(Stored records)
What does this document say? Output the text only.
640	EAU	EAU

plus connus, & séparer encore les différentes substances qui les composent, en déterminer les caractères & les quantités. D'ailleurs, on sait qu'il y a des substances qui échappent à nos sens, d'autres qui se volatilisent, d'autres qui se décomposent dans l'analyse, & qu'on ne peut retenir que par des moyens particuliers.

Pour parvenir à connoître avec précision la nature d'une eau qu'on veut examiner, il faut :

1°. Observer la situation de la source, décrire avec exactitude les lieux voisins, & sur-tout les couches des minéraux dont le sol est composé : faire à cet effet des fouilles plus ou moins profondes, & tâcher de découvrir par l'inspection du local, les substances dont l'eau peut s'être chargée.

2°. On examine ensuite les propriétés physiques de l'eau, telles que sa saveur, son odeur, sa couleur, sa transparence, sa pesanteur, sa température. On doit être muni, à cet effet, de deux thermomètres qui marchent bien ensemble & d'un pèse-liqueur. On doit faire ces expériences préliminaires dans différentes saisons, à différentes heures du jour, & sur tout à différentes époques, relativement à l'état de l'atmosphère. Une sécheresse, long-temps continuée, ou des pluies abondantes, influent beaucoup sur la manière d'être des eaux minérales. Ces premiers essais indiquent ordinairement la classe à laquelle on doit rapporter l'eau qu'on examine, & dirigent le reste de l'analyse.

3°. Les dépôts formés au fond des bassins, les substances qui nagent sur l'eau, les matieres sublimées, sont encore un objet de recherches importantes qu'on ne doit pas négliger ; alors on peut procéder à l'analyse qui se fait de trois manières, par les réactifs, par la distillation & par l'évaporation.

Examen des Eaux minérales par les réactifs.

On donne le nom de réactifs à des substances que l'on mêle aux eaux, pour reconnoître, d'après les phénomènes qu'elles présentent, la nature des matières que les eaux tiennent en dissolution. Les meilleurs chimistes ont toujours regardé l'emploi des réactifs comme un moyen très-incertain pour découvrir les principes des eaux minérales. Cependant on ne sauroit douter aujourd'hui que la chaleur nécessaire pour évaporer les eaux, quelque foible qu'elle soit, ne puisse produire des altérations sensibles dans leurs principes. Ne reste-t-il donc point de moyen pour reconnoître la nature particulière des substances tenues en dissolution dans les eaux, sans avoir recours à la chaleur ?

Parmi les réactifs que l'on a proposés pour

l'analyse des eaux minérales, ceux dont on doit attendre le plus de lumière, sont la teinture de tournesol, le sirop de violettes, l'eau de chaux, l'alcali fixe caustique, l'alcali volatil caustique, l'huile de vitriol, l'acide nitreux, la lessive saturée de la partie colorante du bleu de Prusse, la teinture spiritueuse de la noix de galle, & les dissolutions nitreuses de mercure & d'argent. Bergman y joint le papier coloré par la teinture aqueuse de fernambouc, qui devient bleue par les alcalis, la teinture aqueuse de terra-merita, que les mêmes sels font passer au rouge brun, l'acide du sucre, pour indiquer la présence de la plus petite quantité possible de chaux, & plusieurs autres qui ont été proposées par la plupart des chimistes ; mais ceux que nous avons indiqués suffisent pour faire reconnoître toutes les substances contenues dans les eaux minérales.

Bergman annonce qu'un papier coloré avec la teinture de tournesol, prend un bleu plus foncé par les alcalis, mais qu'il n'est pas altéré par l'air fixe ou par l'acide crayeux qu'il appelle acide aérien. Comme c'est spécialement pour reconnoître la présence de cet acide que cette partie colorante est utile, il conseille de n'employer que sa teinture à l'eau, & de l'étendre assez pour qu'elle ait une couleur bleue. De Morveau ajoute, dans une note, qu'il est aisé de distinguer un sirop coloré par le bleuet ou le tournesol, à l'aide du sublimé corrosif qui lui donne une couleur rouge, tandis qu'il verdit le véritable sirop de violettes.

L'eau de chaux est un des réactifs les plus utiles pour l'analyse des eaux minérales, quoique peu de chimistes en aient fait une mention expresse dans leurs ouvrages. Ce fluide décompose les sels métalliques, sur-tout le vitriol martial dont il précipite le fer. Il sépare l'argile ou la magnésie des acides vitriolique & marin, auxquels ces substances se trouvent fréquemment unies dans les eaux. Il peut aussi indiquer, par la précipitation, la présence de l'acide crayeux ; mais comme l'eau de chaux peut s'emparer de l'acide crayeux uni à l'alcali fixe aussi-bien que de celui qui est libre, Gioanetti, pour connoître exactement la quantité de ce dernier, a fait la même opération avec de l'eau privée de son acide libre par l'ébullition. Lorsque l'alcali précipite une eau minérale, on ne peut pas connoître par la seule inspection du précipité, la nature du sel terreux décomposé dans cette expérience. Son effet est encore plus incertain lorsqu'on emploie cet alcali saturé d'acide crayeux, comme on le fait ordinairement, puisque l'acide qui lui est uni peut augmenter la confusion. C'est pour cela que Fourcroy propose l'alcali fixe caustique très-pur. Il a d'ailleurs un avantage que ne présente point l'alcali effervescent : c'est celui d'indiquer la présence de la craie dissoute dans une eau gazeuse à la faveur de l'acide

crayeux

§ Work to do
Copy out all of the records shown above exactly.

§ The response
What does this document say? Output the text only.
640	EAU	EAU

plus connus, & séparer encore les différentes substances qui les composent, en déterminer les caractères & les quantités. D'ailleurs, on sait qu'il y a des substances qui échappent à nos sens, d'autres qui se volatilisent, d'autres qui se décomposent dans l'analyse, & qu'on ne peut retenir que par des moyens particuliers.

Pour parvenir à connoître avec précision la nature d'une eau qu'on veut examiner, il faut :

1°. Observer la situation de la source, décrire avec exactitude les lieux voisins, & sur-tout les couches des minéraux dont le sol est composé : faire à cet effet des fouilles plus ou moins profondes, & tâcher de découvrir par l'inspection du local, les substances dont l'eau peut s'être chargée.

2°. On examine ensuite les propriétés physiques de l'eau, telles que sa saveur, son odeur, sa couleur, sa transparence, sa pesanteur, sa température. On doit être muni, à cet effet, de deux thermomètres qui marchent bien ensemble & d'un pèse-liqueur. On doit faire ces expériences préliminaires dans différentes saisons, à différentes heures du jour, & sur tout à différentes époques, relativement à l'état de l'atmosphère. Une sécheresse, long-temps continuée, ou des pluies abondantes, influent beaucoup sur la manière d'être des eaux minérales. Ces premiers essais indiquent ordinairement la classe à laquelle on doit rapporter l'eau qu'on examine, & dirigent le reste de l'analyse.

3°. Les dépôts formés au fond des bassins, les substances qui nagent sur l'eau, les matieres sublimées, sont encore un objet de recherches importantes qu'on ne doit pas négliger ; alors on peut procéder à l'analyse qui se fait de trois manières, par les réactifs, par la distillation & par l'évaporation.

Examen des Eaux minérales par les réactifs.

On donne le nom de réactifs à des substances que l'on mêle aux eaux, pour reconnoître, d'après les phénomènes qu'elles présentent, la nature des matières que les eaux tiennent en dissolution. Les meilleurs chimistes ont toujours regardé l'emploi des réactifs comme un moyen très-incertain pour découvrir les principes des eaux minérales. Cependant on ne sauroit douter aujourd'hui que la chaleur nécessaire pour évaporer les eaux, quelque foible qu'elle soit, ne puisse produire des altérations sensibles dans leurs principes. Ne reste-t-il donc point de moyen pour reconnoître la nature particulière des substances tenues en dissolution dans les eaux, sans avoir recours à la chaleur ?

Parmi les réactifs que l'on a proposés pour

l'analyse des eaux minérales, ceux dont on doit attendre le plus de lumière, sont la teinture de tournesol, le sirop de violettes, l'eau de chaux, l'alcali fixe caustique, l'alcali volatil caustique, l'huile de vitriol, l'acide nitreux, la lessive saturée de la partie colorante du bleu de Prusse, la teinture spiritueuse de la noix de galle, & les dissolutions nitreuses de mercure & d'argent. Bergman y joint le papier coloré par la teinture aqueuse de fernambouc, qui devient bleue par les alcalis, la teinture aqueuse de terra-merita, que les mêmes sels font passer au rouge brun, l'acide du sucre, pour indiquer la présence de la plus petite quantité possible de chaux, & plusieurs autres qui ont été proposées par la plupart des chimistes ; mais ceux que nous avons indiqués suffisent pour faire reconnoître toutes les substances contenues dans les eaux minérales.

Bergman annonce qu'un papier coloré avec la teinture de tournesol, prend un bleu plus foncé par les alcalis, mais qu'il n'est pas altéré par l'air fixe ou par l'acide crayeux qu'il appelle acide aérien. Comme c'est spécialement pour reconnoître la présence de cet acide que cette partie colorante est utile, il conseille de n'employer que sa teinture à l'eau, & de l'étendre assez pour qu'elle ait une couleur bleue. De Morveau ajoute, dans une note, qu'il est aisé de distinguer un sirop coloré par le bleuet ou le tournesol, à l'aide du sublimé corrosif qui lui donne une couleur rouge, tandis qu'il verdit le véritable sirop de violettes.

L'eau de chaux est un des réactifs les plus utiles pour l'analyse des eaux minérales, quoique peu de chimistes en aient fait une mention expresse dans leurs ouvrages. Ce fluide décompose les sels métalliques, sur-tout le vitriol martial dont il précipite le fer. Il sépare l'argile ou la magnésie des acides vitriolique & marin, auxquels ces substances se trouvent fréquemment unies dans les eaux. Il peut aussi indiquer, par la précipitation, la présence de l'acide crayeux ; mais comme l'eau de chaux peut s'emparer de l'acide crayeux uni à l'alcali fixe aussi-bien que de celui qui est libre, Gioanetti, pour connoître exactement la quantité de ce dernier, a fait la même opération avec de l'eau privée de son acide libre par l'ébullition. Lorsque l'alcali précipite une eau minérale, on ne peut pas connoître par la seule inspection du précipité, la nature du sel terreux décomposé dans cette expérience. Son effet est encore plus incertain lorsqu'on emploie cet alcali saturé d'acide crayeux, comme on le fait ordinairement, puisque l'acide qui lui est uni peut augmenter la confusion. C'est pour cela que Fourcroy propose l'alcali fixe caustique très-pur. Il a d'ailleurs un avantage que ne présente point l'alcali effervescent : c'est celui d'indiquer la présence de la craie dissoute dans une eau gazeuse à la faveur de l'acide

crayeux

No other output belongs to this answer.